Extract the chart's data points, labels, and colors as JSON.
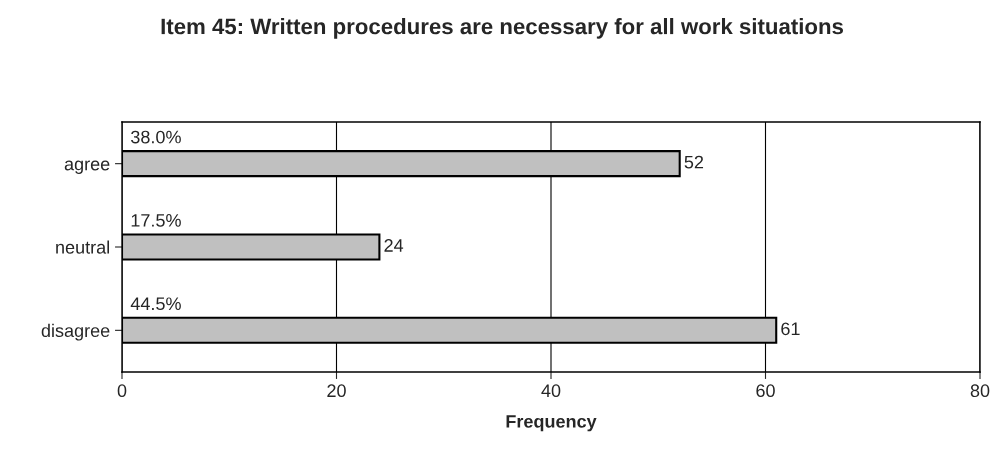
{
  "chart_data": {
    "type": "bar",
    "orientation": "horizontal",
    "title": "Item 45: Written procedures are necessary for all work situations",
    "xlabel": "Frequency",
    "categories": [
      "agree",
      "neutral",
      "disagree"
    ],
    "series": [
      {
        "color": "#c0c0c0",
        "values": [
          52,
          24,
          61
        ]
      }
    ],
    "data_labels": true,
    "xlim": [
      0,
      80
    ],
    "xticks": [
      0,
      20,
      40,
      60,
      80
    ],
    "grid": "x",
    "legend": false,
    "annotations": [
      "38.0%",
      "17.5%",
      "44.5%"
    ]
  }
}
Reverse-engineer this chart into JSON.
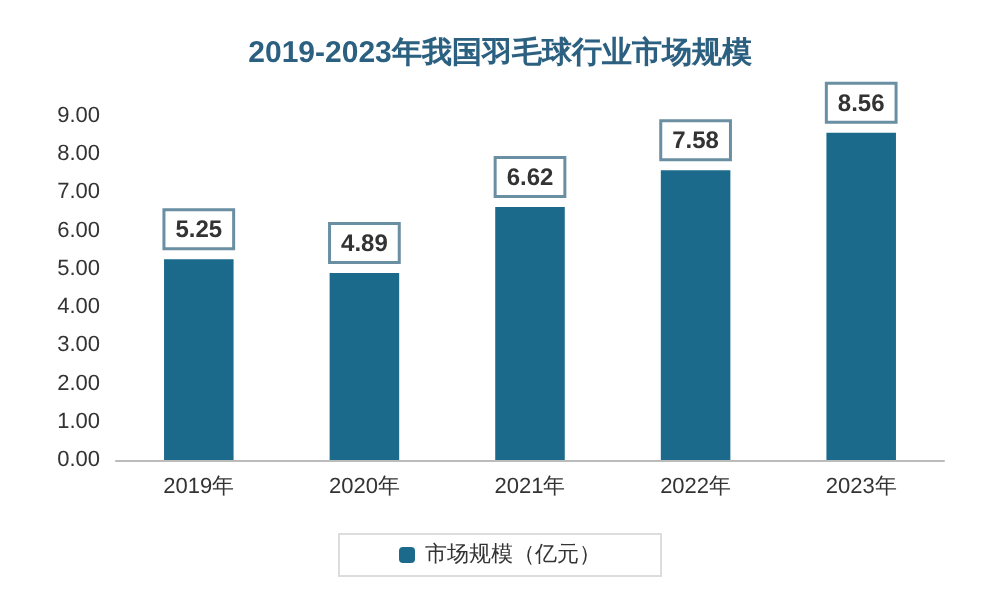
{
  "chart_data": {
    "type": "bar",
    "title": "2019-2023年我国羽毛球行业市场规模",
    "categories": [
      "2019年",
      "2020年",
      "2021年",
      "2022年",
      "2023年"
    ],
    "series": [
      {
        "name": "市场规模（亿元）",
        "color": "#1b6a8c",
        "values": [
          5.25,
          4.89,
          6.62,
          7.58,
          8.56
        ]
      }
    ],
    "ylim": [
      0,
      9
    ],
    "yticks": [
      {
        "value": 0,
        "label": "0.00"
      },
      {
        "value": 1,
        "label": "1.00"
      },
      {
        "value": 2,
        "label": "2.00"
      },
      {
        "value": 3,
        "label": "3.00"
      },
      {
        "value": 4,
        "label": "4.00"
      },
      {
        "value": 5,
        "label": "5.00"
      },
      {
        "value": 6,
        "label": "6.00"
      },
      {
        "value": 7,
        "label": "7.00"
      },
      {
        "value": 8,
        "label": "8.00"
      },
      {
        "value": 9,
        "label": "9.00"
      }
    ],
    "data_labels": true,
    "legend": "bottom",
    "grid": false
  }
}
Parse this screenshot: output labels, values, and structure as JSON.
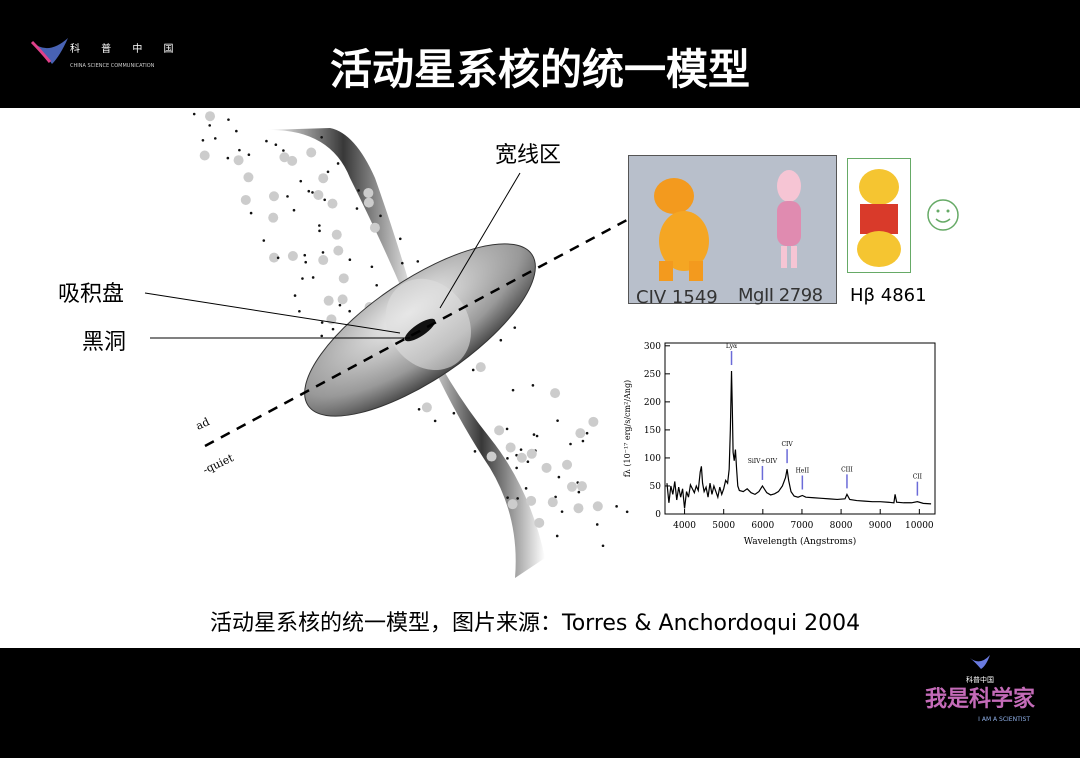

What you have to do: Reproduce the material above verbatim; omit every picture.

Problem solution:
Extract the chart's data points, labels, and colors as JSON.
{
  "chart_data": {
    "type": "bar",
    "orientation": "horizontal",
    "title": "Item 45: Written procedures are necessary for all work situations",
    "xlabel": "Frequency",
    "categories": [
      "agree",
      "neutral",
      "disagree"
    ],
    "series": [
      {
        "color": "#c0c0c0",
        "values": [
          52,
          24,
          61
        ]
      }
    ],
    "data_labels": true,
    "xlim": [
      0,
      80
    ],
    "xticks": [
      0,
      20,
      40,
      60,
      80
    ],
    "grid": "x",
    "legend": false,
    "annotations": [
      "38.0%",
      "17.5%",
      "44.5%"
    ]
  }
}
Reverse-engineer this chart into JSON.
{
  "chart_data": {
    "type": "bar",
    "title": "2019-2023年我国羽毛球行业市场规模",
    "categories": [
      "2019年",
      "2020年",
      "2021年",
      "2022年",
      "2023年"
    ],
    "series": [
      {
        "name": "市场规模（亿元）",
        "color": "#1b6a8c",
        "values": [
          5.25,
          4.89,
          6.62,
          7.58,
          8.56
        ]
      }
    ],
    "ylim": [
      0,
      9
    ],
    "yticks": [
      {
        "value": 0,
        "label": "0.00"
      },
      {
        "value": 1,
        "label": "1.00"
      },
      {
        "value": 2,
        "label": "2.00"
      },
      {
        "value": 3,
        "label": "3.00"
      },
      {
        "value": 4,
        "label": "4.00"
      },
      {
        "value": 5,
        "label": "5.00"
      },
      {
        "value": 6,
        "label": "6.00"
      },
      {
        "value": 7,
        "label": "7.00"
      },
      {
        "value": 8,
        "label": "8.00"
      },
      {
        "value": 9,
        "label": "9.00"
      }
    ],
    "data_labels": true,
    "legend": "bottom",
    "grid": false
  }
}
Parse this screenshot: output labels, values, and structure as JSON.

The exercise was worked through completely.